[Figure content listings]
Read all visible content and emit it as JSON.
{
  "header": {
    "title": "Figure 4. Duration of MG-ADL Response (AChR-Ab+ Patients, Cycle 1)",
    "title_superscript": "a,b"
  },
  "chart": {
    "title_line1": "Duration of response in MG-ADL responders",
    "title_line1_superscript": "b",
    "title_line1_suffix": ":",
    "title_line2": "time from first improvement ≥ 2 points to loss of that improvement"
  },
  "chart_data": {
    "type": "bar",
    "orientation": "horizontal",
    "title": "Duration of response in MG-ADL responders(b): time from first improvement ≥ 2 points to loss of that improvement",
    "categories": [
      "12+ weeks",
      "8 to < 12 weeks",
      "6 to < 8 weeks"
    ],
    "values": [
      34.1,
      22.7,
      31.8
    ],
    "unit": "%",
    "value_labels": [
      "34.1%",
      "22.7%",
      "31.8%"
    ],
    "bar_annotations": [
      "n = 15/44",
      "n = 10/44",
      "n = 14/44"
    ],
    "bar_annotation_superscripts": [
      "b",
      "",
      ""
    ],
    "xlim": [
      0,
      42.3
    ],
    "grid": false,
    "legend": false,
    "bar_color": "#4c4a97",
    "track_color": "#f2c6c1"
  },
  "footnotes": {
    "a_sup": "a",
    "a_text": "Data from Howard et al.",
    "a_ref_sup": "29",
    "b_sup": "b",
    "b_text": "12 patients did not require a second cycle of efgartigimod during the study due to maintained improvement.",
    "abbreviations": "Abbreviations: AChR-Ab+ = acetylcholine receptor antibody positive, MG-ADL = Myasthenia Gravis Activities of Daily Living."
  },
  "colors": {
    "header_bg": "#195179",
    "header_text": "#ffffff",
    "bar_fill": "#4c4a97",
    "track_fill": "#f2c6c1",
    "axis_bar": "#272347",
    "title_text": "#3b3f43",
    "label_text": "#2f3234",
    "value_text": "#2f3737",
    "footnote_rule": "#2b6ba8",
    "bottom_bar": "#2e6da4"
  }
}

ASSIGNED TASK –
Every entry shown above is to be written out exactly.

RESULT OF THIS TASK –
Read all visible content and emit it as JSON.
{
  "header": {
    "title": "Figure 4. Duration of MG-ADL Response (AChR-Ab+ Patients, Cycle 1)",
    "title_superscript": "a,b"
  },
  "chart": {
    "title_line1": "Duration of response in MG-ADL responders",
    "title_line1_superscript": "b",
    "title_line1_suffix": ":",
    "title_line2": "time from first improvement ≥ 2 points to loss of that improvement"
  },
  "chart_data": {
    "type": "bar",
    "orientation": "horizontal",
    "title": "Duration of response in MG-ADL responders(b): time from first improvement ≥ 2 points to loss of that improvement",
    "categories": [
      "12+ weeks",
      "8 to < 12 weeks",
      "6 to < 8 weeks"
    ],
    "values": [
      34.1,
      22.7,
      31.8
    ],
    "unit": "%",
    "value_labels": [
      "34.1%",
      "22.7%",
      "31.8%"
    ],
    "bar_annotations": [
      "n = 15/44",
      "n = 10/44",
      "n = 14/44"
    ],
    "bar_annotation_superscripts": [
      "b",
      "",
      ""
    ],
    "xlim": [
      0,
      42.3
    ],
    "grid": false,
    "legend": false,
    "bar_color": "#4c4a97",
    "track_color": "#f2c6c1"
  },
  "footnotes": {
    "a_sup": "a",
    "a_text": "Data from Howard et al.",
    "a_ref_sup": "29",
    "b_sup": "b",
    "b_text": "12 patients did not require a second cycle of efgartigimod during the study due to maintained improvement.",
    "abbreviations": "Abbreviations: AChR-Ab+ = acetylcholine receptor antibody positive, MG-ADL = Myasthenia Gravis Activities of Daily Living."
  },
  "colors": {
    "header_bg": "#195179",
    "header_text": "#ffffff",
    "bar_fill": "#4c4a97",
    "track_fill": "#f2c6c1",
    "axis_bar": "#272347",
    "title_text": "#3b3f43",
    "label_text": "#2f3234",
    "value_text": "#2f3737",
    "footnote_rule": "#2b6ba8",
    "bottom_bar": "#2e6da4"
  }
}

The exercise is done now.